## Material provided
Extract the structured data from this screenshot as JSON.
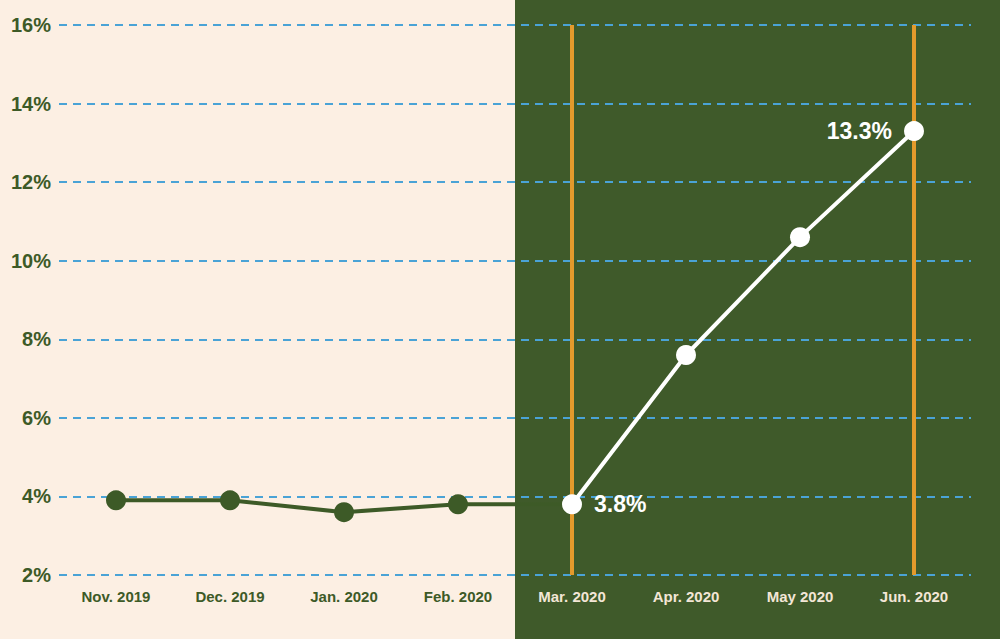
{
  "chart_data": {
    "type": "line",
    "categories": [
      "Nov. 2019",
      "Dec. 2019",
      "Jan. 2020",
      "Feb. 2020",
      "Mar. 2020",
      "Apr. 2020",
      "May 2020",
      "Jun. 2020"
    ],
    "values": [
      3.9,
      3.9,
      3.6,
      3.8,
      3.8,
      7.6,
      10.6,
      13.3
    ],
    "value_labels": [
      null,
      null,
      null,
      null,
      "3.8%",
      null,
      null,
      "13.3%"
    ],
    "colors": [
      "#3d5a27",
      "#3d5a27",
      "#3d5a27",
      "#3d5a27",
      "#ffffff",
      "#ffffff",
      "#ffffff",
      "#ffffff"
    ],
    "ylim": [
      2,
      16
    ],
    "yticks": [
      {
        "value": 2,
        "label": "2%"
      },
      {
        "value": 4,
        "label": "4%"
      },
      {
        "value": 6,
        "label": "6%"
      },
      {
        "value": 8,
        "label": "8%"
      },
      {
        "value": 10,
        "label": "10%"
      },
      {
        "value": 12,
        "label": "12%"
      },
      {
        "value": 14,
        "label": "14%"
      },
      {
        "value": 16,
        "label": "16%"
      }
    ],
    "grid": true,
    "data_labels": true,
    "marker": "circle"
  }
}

## Problem description
Go through the entries above and print each one exactly, minus the pictures.

## Output for this exercise
Extract the structured data from this screenshot as JSON.
{
  "chart_data": {
    "type": "line",
    "categories": [
      "Nov. 2019",
      "Dec. 2019",
      "Jan. 2020",
      "Feb. 2020",
      "Mar. 2020",
      "Apr. 2020",
      "May 2020",
      "Jun. 2020"
    ],
    "values": [
      3.9,
      3.9,
      3.6,
      3.8,
      3.8,
      7.6,
      10.6,
      13.3
    ],
    "value_labels": [
      null,
      null,
      null,
      null,
      "3.8%",
      null,
      null,
      "13.3%"
    ],
    "colors": [
      "#3d5a27",
      "#3d5a27",
      "#3d5a27",
      "#3d5a27",
      "#ffffff",
      "#ffffff",
      "#ffffff",
      "#ffffff"
    ],
    "ylim": [
      2,
      16
    ],
    "yticks": [
      {
        "value": 2,
        "label": "2%"
      },
      {
        "value": 4,
        "label": "4%"
      },
      {
        "value": 6,
        "label": "6%"
      },
      {
        "value": 8,
        "label": "8%"
      },
      {
        "value": 10,
        "label": "10%"
      },
      {
        "value": 12,
        "label": "12%"
      },
      {
        "value": 14,
        "label": "14%"
      },
      {
        "value": 16,
        "label": "16%"
      }
    ],
    "grid": true,
    "data_labels": true,
    "marker": "circle"
  }
}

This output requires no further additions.